*** Record excerpts

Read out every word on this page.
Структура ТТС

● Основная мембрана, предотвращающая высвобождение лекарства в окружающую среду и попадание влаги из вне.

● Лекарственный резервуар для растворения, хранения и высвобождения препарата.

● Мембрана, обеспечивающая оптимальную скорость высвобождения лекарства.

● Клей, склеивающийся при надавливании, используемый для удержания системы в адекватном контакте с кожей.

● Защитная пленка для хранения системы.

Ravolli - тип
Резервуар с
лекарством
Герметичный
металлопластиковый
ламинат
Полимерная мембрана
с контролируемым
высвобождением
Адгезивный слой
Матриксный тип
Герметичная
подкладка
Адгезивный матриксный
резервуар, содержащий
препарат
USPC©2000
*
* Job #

******

§ Task prompt: Write out all of the records above exactly as they appear.

§ Solved problem:
Read out every word on this page.
Структура ТТС

● Основная мембрана, предотвращающая высвобождение лекарства в окружающую среду и попадание влаги из вне.

● Лекарственный резервуар для растворения, хранения и высвобождения препарата.

● Мембрана, обеспечивающая оптимальную скорость высвобождения лекарства.

● Клей, склеивающийся при надавливании, используемый для удержания системы в адекватном контакте с кожей.

● Защитная пленка для хранения системы.

Ravolli - тип
Резервуар с
лекарством
Герметичный
металлопластиковый
ламинат
Полимерная мембрана
с контролируемым
высвобождением
Адгезивный слой
Матриксный тип
Герметичная
подкладка
Адгезивный матриксный
резервуар, содержащий
препарат
USPC©2000
*
* Job #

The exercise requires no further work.